(Extracted data entries)
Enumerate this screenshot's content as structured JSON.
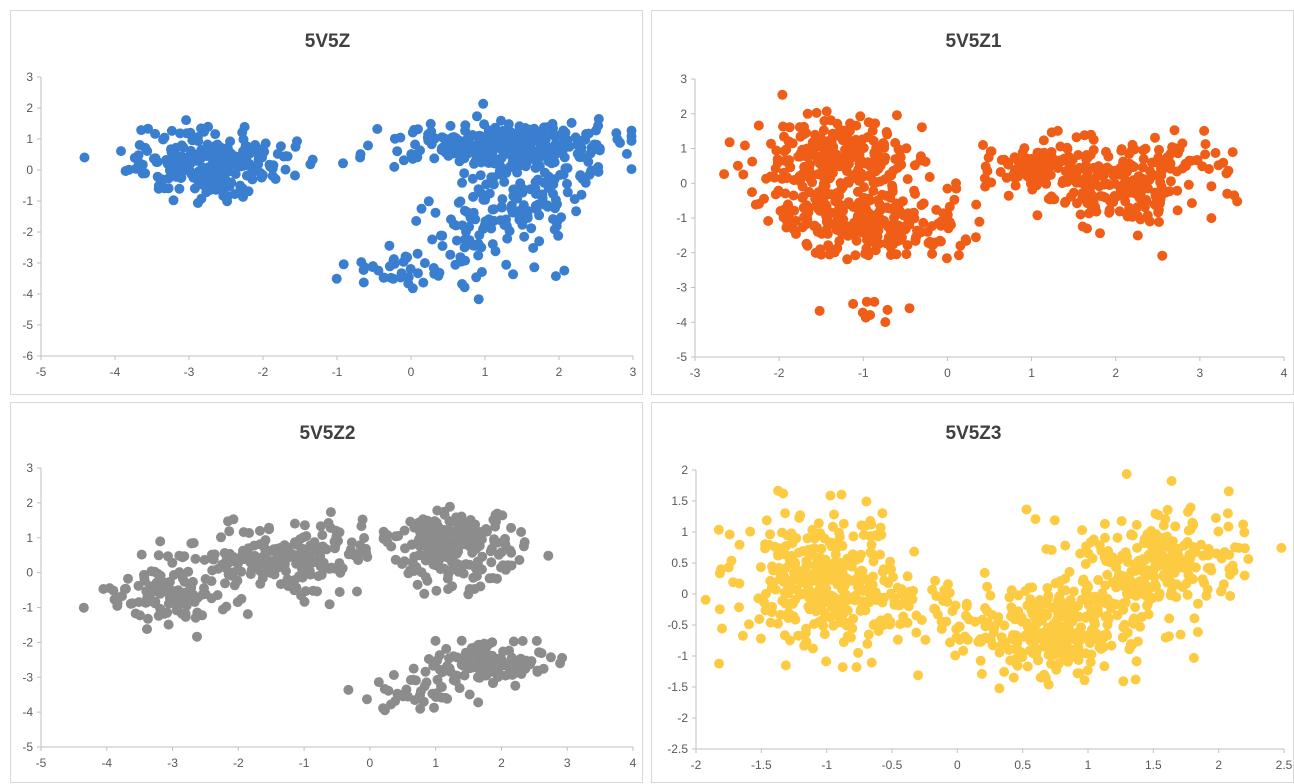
{
  "chart_data": [
    {
      "type": "scatter",
      "title": "5V5Z",
      "color": "#3a7ecf",
      "xlim": [
        -5,
        3
      ],
      "ylim": [
        -6,
        3
      ],
      "xticks": [
        "-5",
        "-4",
        "-3",
        "-2",
        "-1",
        "0",
        "1",
        "2",
        "3"
      ],
      "yticks": [
        "-6",
        "-5",
        "-4",
        "-3",
        "-2",
        "-1",
        "0",
        "1",
        "2",
        "3"
      ],
      "clusters": [
        {
          "cx": -2.7,
          "cy": 0.2,
          "sx": 0.55,
          "sy": 0.5,
          "n": 260,
          "seed": 11
        },
        {
          "cx": 1.4,
          "cy": 0.8,
          "sx": 0.7,
          "sy": 0.35,
          "n": 280,
          "seed": 12
        },
        {
          "cx": 1.5,
          "cy": -0.8,
          "sx": 0.45,
          "sy": 0.9,
          "n": 130,
          "seed": 13
        },
        {
          "cx": 0.0,
          "cy": -3.3,
          "sx": 0.5,
          "sy": 0.35,
          "n": 45,
          "seed": 14
        },
        {
          "cx": 0.8,
          "cy": -2.0,
          "sx": 0.5,
          "sy": 0.6,
          "n": 45,
          "seed": 15
        }
      ]
    },
    {
      "type": "scatter",
      "title": "5V5Z1",
      "color": "#ef5d16",
      "xlim": [
        -3,
        4
      ],
      "ylim": [
        -5,
        3
      ],
      "xticks": [
        "-3",
        "-2",
        "-1",
        "0",
        "1",
        "2",
        "3",
        "4"
      ],
      "yticks": [
        "-5",
        "-4",
        "-3",
        "-2",
        "-1",
        "0",
        "1",
        "2",
        "3"
      ],
      "clusters": [
        {
          "cx": -1.2,
          "cy": 0.7,
          "sx": 0.45,
          "sy": 0.55,
          "n": 210,
          "seed": 21
        },
        {
          "cx": -1.0,
          "cy": -1.2,
          "sx": 0.5,
          "sy": 0.45,
          "n": 230,
          "seed": 22
        },
        {
          "cx": -1.8,
          "cy": 0.2,
          "sx": 0.3,
          "sy": 0.8,
          "n": 70,
          "seed": 23
        },
        {
          "cx": 1.2,
          "cy": 0.5,
          "sx": 0.4,
          "sy": 0.4,
          "n": 130,
          "seed": 24
        },
        {
          "cx": 2.1,
          "cy": -0.4,
          "sx": 0.45,
          "sy": 0.6,
          "n": 140,
          "seed": 25
        },
        {
          "cx": 2.6,
          "cy": 0.5,
          "sx": 0.4,
          "sy": 0.4,
          "n": 60,
          "seed": 26
        },
        {
          "cx": -0.9,
          "cy": -3.7,
          "sx": 0.3,
          "sy": 0.25,
          "n": 10,
          "seed": 27
        }
      ]
    },
    {
      "type": "scatter",
      "title": "5V5Z2",
      "color": "#8c8c8c",
      "xlim": [
        -5,
        4
      ],
      "ylim": [
        -5,
        3
      ],
      "xticks": [
        "-5",
        "-4",
        "-3",
        "-2",
        "-1",
        "0",
        "1",
        "2",
        "3",
        "4"
      ],
      "yticks": [
        "-5",
        "-4",
        "-3",
        "-2",
        "-1",
        "0",
        "1",
        "2",
        "3"
      ],
      "clusters": [
        {
          "cx": -3.0,
          "cy": -0.6,
          "sx": 0.45,
          "sy": 0.45,
          "n": 110,
          "seed": 31
        },
        {
          "cx": -1.5,
          "cy": 0.3,
          "sx": 0.55,
          "sy": 0.4,
          "n": 170,
          "seed": 32
        },
        {
          "cx": -0.4,
          "cy": 0.8,
          "sx": 0.4,
          "sy": 0.3,
          "n": 40,
          "seed": 33
        },
        {
          "cx": 1.2,
          "cy": 1.0,
          "sx": 0.45,
          "sy": 0.35,
          "n": 160,
          "seed": 34
        },
        {
          "cx": 1.3,
          "cy": 0.1,
          "sx": 0.5,
          "sy": 0.35,
          "n": 70,
          "seed": 35
        },
        {
          "cx": 1.8,
          "cy": -2.6,
          "sx": 0.45,
          "sy": 0.3,
          "n": 120,
          "seed": 36
        },
        {
          "cx": 0.7,
          "cy": -3.3,
          "sx": 0.4,
          "sy": 0.3,
          "n": 40,
          "seed": 37
        }
      ]
    },
    {
      "type": "scatter",
      "title": "5V5Z3",
      "color": "#fdcb41",
      "xlim": [
        -2,
        2.5
      ],
      "ylim": [
        -2.5,
        2
      ],
      "xticks": [
        "-2",
        "-1.5",
        "-1",
        "-0.5",
        "0",
        "0.5",
        "1",
        "1.5",
        "2",
        "2.5"
      ],
      "yticks": [
        "-2.5",
        "-2",
        "-1.5",
        "-1",
        "-0.5",
        "0",
        "0.5",
        "1",
        "1.5",
        "2"
      ],
      "clusters": [
        {
          "cx": -1.05,
          "cy": 0.2,
          "sx": 0.3,
          "sy": 0.55,
          "n": 330,
          "seed": 41
        },
        {
          "cx": -0.35,
          "cy": -0.2,
          "sx": 0.3,
          "sy": 0.3,
          "n": 70,
          "seed": 42
        },
        {
          "cx": 0.75,
          "cy": -0.6,
          "sx": 0.35,
          "sy": 0.35,
          "n": 260,
          "seed": 43
        },
        {
          "cx": 1.6,
          "cy": 0.6,
          "sx": 0.35,
          "sy": 0.4,
          "n": 200,
          "seed": 44
        },
        {
          "cx": 1.1,
          "cy": 0.0,
          "sx": 0.3,
          "sy": 0.35,
          "n": 60,
          "seed": 45
        }
      ]
    }
  ]
}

[Written task] Except for the pictures, copy every line of the records above exactly.

[The completed task]
Enumerate this screenshot's content as structured JSON.
{
  "chart_data": [
    {
      "type": "scatter",
      "title": "5V5Z",
      "color": "#3a7ecf",
      "xlim": [
        -5,
        3
      ],
      "ylim": [
        -6,
        3
      ],
      "xticks": [
        "-5",
        "-4",
        "-3",
        "-2",
        "-1",
        "0",
        "1",
        "2",
        "3"
      ],
      "yticks": [
        "-6",
        "-5",
        "-4",
        "-3",
        "-2",
        "-1",
        "0",
        "1",
        "2",
        "3"
      ],
      "clusters": [
        {
          "cx": -2.7,
          "cy": 0.2,
          "sx": 0.55,
          "sy": 0.5,
          "n": 260,
          "seed": 11
        },
        {
          "cx": 1.4,
          "cy": 0.8,
          "sx": 0.7,
          "sy": 0.35,
          "n": 280,
          "seed": 12
        },
        {
          "cx": 1.5,
          "cy": -0.8,
          "sx": 0.45,
          "sy": 0.9,
          "n": 130,
          "seed": 13
        },
        {
          "cx": 0.0,
          "cy": -3.3,
          "sx": 0.5,
          "sy": 0.35,
          "n": 45,
          "seed": 14
        },
        {
          "cx": 0.8,
          "cy": -2.0,
          "sx": 0.5,
          "sy": 0.6,
          "n": 45,
          "seed": 15
        }
      ]
    },
    {
      "type": "scatter",
      "title": "5V5Z1",
      "color": "#ef5d16",
      "xlim": [
        -3,
        4
      ],
      "ylim": [
        -5,
        3
      ],
      "xticks": [
        "-3",
        "-2",
        "-1",
        "0",
        "1",
        "2",
        "3",
        "4"
      ],
      "yticks": [
        "-5",
        "-4",
        "-3",
        "-2",
        "-1",
        "0",
        "1",
        "2",
        "3"
      ],
      "clusters": [
        {
          "cx": -1.2,
          "cy": 0.7,
          "sx": 0.45,
          "sy": 0.55,
          "n": 210,
          "seed": 21
        },
        {
          "cx": -1.0,
          "cy": -1.2,
          "sx": 0.5,
          "sy": 0.45,
          "n": 230,
          "seed": 22
        },
        {
          "cx": -1.8,
          "cy": 0.2,
          "sx": 0.3,
          "sy": 0.8,
          "n": 70,
          "seed": 23
        },
        {
          "cx": 1.2,
          "cy": 0.5,
          "sx": 0.4,
          "sy": 0.4,
          "n": 130,
          "seed": 24
        },
        {
          "cx": 2.1,
          "cy": -0.4,
          "sx": 0.45,
          "sy": 0.6,
          "n": 140,
          "seed": 25
        },
        {
          "cx": 2.6,
          "cy": 0.5,
          "sx": 0.4,
          "sy": 0.4,
          "n": 60,
          "seed": 26
        },
        {
          "cx": -0.9,
          "cy": -3.7,
          "sx": 0.3,
          "sy": 0.25,
          "n": 10,
          "seed": 27
        }
      ]
    },
    {
      "type": "scatter",
      "title": "5V5Z2",
      "color": "#8c8c8c",
      "xlim": [
        -5,
        4
      ],
      "ylim": [
        -5,
        3
      ],
      "xticks": [
        "-5",
        "-4",
        "-3",
        "-2",
        "-1",
        "0",
        "1",
        "2",
        "3",
        "4"
      ],
      "yticks": [
        "-5",
        "-4",
        "-3",
        "-2",
        "-1",
        "0",
        "1",
        "2",
        "3"
      ],
      "clusters": [
        {
          "cx": -3.0,
          "cy": -0.6,
          "sx": 0.45,
          "sy": 0.45,
          "n": 110,
          "seed": 31
        },
        {
          "cx": -1.5,
          "cy": 0.3,
          "sx": 0.55,
          "sy": 0.4,
          "n": 170,
          "seed": 32
        },
        {
          "cx": -0.4,
          "cy": 0.8,
          "sx": 0.4,
          "sy": 0.3,
          "n": 40,
          "seed": 33
        },
        {
          "cx": 1.2,
          "cy": 1.0,
          "sx": 0.45,
          "sy": 0.35,
          "n": 160,
          "seed": 34
        },
        {
          "cx": 1.3,
          "cy": 0.1,
          "sx": 0.5,
          "sy": 0.35,
          "n": 70,
          "seed": 35
        },
        {
          "cx": 1.8,
          "cy": -2.6,
          "sx": 0.45,
          "sy": 0.3,
          "n": 120,
          "seed": 36
        },
        {
          "cx": 0.7,
          "cy": -3.3,
          "sx": 0.4,
          "sy": 0.3,
          "n": 40,
          "seed": 37
        }
      ]
    },
    {
      "type": "scatter",
      "title": "5V5Z3",
      "color": "#fdcb41",
      "xlim": [
        -2,
        2.5
      ],
      "ylim": [
        -2.5,
        2
      ],
      "xticks": [
        "-2",
        "-1.5",
        "-1",
        "-0.5",
        "0",
        "0.5",
        "1",
        "1.5",
        "2",
        "2.5"
      ],
      "yticks": [
        "-2.5",
        "-2",
        "-1.5",
        "-1",
        "-0.5",
        "0",
        "0.5",
        "1",
        "1.5",
        "2"
      ],
      "clusters": [
        {
          "cx": -1.05,
          "cy": 0.2,
          "sx": 0.3,
          "sy": 0.55,
          "n": 330,
          "seed": 41
        },
        {
          "cx": -0.35,
          "cy": -0.2,
          "sx": 0.3,
          "sy": 0.3,
          "n": 70,
          "seed": 42
        },
        {
          "cx": 0.75,
          "cy": -0.6,
          "sx": 0.35,
          "sy": 0.35,
          "n": 260,
          "seed": 43
        },
        {
          "cx": 1.6,
          "cy": 0.6,
          "sx": 0.35,
          "sy": 0.4,
          "n": 200,
          "seed": 44
        },
        {
          "cx": 1.1,
          "cy": 0.0,
          "sx": 0.3,
          "sy": 0.35,
          "n": 60,
          "seed": 45
        }
      ]
    }
  ]
}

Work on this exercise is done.